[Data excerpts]
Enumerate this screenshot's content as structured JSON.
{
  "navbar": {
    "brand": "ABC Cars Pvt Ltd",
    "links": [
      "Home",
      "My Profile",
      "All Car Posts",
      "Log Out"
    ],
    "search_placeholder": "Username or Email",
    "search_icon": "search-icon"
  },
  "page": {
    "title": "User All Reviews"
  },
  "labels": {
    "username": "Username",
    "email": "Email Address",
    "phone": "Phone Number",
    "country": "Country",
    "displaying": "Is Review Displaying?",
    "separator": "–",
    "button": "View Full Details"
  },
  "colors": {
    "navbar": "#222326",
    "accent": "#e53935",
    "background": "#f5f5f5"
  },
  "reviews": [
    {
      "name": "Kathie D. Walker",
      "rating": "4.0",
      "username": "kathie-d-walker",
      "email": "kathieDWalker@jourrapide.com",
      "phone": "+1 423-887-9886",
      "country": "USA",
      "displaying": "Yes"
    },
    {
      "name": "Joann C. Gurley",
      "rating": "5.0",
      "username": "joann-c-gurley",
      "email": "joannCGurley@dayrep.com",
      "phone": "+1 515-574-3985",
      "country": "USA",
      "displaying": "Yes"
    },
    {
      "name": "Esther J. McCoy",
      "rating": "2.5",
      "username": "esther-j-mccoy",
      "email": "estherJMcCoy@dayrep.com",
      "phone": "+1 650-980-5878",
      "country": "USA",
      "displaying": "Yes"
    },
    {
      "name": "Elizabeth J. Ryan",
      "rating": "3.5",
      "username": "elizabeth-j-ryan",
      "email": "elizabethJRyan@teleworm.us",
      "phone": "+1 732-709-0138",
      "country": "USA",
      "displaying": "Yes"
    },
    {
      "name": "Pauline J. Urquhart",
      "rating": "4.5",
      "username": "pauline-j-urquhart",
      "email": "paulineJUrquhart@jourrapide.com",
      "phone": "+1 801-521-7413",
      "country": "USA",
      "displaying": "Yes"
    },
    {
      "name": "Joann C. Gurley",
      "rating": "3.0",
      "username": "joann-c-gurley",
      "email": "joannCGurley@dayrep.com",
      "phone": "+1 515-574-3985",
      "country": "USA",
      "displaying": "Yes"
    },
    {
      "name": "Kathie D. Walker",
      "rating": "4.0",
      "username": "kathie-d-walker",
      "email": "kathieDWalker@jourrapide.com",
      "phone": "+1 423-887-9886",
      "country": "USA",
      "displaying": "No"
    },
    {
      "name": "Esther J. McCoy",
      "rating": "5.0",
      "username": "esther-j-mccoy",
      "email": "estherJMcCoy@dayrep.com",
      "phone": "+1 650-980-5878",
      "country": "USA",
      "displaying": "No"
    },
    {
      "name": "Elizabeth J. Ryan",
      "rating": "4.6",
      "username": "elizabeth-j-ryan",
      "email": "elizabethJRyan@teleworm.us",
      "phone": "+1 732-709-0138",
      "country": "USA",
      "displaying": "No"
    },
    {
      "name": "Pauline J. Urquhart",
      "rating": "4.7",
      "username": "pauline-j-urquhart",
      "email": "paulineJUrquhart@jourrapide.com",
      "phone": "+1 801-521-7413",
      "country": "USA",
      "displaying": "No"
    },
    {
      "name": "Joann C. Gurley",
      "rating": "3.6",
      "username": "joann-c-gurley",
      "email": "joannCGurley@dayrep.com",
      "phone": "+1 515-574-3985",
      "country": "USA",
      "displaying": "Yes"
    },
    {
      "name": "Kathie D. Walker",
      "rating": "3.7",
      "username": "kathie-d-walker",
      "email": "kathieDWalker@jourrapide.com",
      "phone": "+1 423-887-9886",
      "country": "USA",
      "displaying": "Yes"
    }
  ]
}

▶ What you should do
Set down the material above again, word for word.

▶ Written solution
Enumerate this screenshot's content as structured JSON.
{
  "navbar": {
    "brand": "ABC Cars Pvt Ltd",
    "links": [
      "Home",
      "My Profile",
      "All Car Posts",
      "Log Out"
    ],
    "search_placeholder": "Username or Email",
    "search_icon": "search-icon"
  },
  "page": {
    "title": "User All Reviews"
  },
  "labels": {
    "username": "Username",
    "email": "Email Address",
    "phone": "Phone Number",
    "country": "Country",
    "displaying": "Is Review Displaying?",
    "separator": "–",
    "button": "View Full Details"
  },
  "colors": {
    "navbar": "#222326",
    "accent": "#e53935",
    "background": "#f5f5f5"
  },
  "reviews": [
    {
      "name": "Kathie D. Walker",
      "rating": "4.0",
      "username": "kathie-d-walker",
      "email": "kathieDWalker@jourrapide.com",
      "phone": "+1 423-887-9886",
      "country": "USA",
      "displaying": "Yes"
    },
    {
      "name": "Joann C. Gurley",
      "rating": "5.0",
      "username": "joann-c-gurley",
      "email": "joannCGurley@dayrep.com",
      "phone": "+1 515-574-3985",
      "country": "USA",
      "displaying": "Yes"
    },
    {
      "name": "Esther J. McCoy",
      "rating": "2.5",
      "username": "esther-j-mccoy",
      "email": "estherJMcCoy@dayrep.com",
      "phone": "+1 650-980-5878",
      "country": "USA",
      "displaying": "Yes"
    },
    {
      "name": "Elizabeth J. Ryan",
      "rating": "3.5",
      "username": "elizabeth-j-ryan",
      "email": "elizabethJRyan@teleworm.us",
      "phone": "+1 732-709-0138",
      "country": "USA",
      "displaying": "Yes"
    },
    {
      "name": "Pauline J. Urquhart",
      "rating": "4.5",
      "username": "pauline-j-urquhart",
      "email": "paulineJUrquhart@jourrapide.com",
      "phone": "+1 801-521-7413",
      "country": "USA",
      "displaying": "Yes"
    },
    {
      "name": "Joann C. Gurley",
      "rating": "3.0",
      "username": "joann-c-gurley",
      "email": "joannCGurley@dayrep.com",
      "phone": "+1 515-574-3985",
      "country": "USA",
      "displaying": "Yes"
    },
    {
      "name": "Kathie D. Walker",
      "rating": "4.0",
      "username": "kathie-d-walker",
      "email": "kathieDWalker@jourrapide.com",
      "phone": "+1 423-887-9886",
      "country": "USA",
      "displaying": "No"
    },
    {
      "name": "Esther J. McCoy",
      "rating": "5.0",
      "username": "esther-j-mccoy",
      "email": "estherJMcCoy@dayrep.com",
      "phone": "+1 650-980-5878",
      "country": "USA",
      "displaying": "No"
    },
    {
      "name": "Elizabeth J. Ryan",
      "rating": "4.6",
      "username": "elizabeth-j-ryan",
      "email": "elizabethJRyan@teleworm.us",
      "phone": "+1 732-709-0138",
      "country": "USA",
      "displaying": "No"
    },
    {
      "name": "Pauline J. Urquhart",
      "rating": "4.7",
      "username": "pauline-j-urquhart",
      "email": "paulineJUrquhart@jourrapide.com",
      "phone": "+1 801-521-7413",
      "country": "USA",
      "displaying": "No"
    },
    {
      "name": "Joann C. Gurley",
      "rating": "3.6",
      "username": "joann-c-gurley",
      "email": "joannCGurley@dayrep.com",
      "phone": "+1 515-574-3985",
      "country": "USA",
      "displaying": "Yes"
    },
    {
      "name": "Kathie D. Walker",
      "rating": "3.7",
      "username": "kathie-d-walker",
      "email": "kathieDWalker@jourrapide.com",
      "phone": "+1 423-887-9886",
      "country": "USA",
      "displaying": "Yes"
    }
  ]
}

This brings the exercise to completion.